* _Exercise_:
Rewrite the entire listing below, including the request line. Offset every bounding-box coordinate in the answers by adding 105 to it.

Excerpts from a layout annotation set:
^^^^^^^^

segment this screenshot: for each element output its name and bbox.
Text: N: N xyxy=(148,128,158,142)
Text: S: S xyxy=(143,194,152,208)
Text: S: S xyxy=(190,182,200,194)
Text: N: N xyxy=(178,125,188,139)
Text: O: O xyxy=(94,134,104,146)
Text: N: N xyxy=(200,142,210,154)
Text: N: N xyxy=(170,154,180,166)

^^^^^^^^

* _Exercise solution_:
segment this screenshot: for each element output its name and bbox.
Text: N: N xyxy=(253,233,263,247)
Text: S: S xyxy=(248,299,257,313)
Text: S: S xyxy=(295,287,305,299)
Text: N: N xyxy=(283,230,293,244)
Text: O: O xyxy=(199,239,209,251)
Text: N: N xyxy=(305,247,315,259)
Text: N: N xyxy=(275,259,285,271)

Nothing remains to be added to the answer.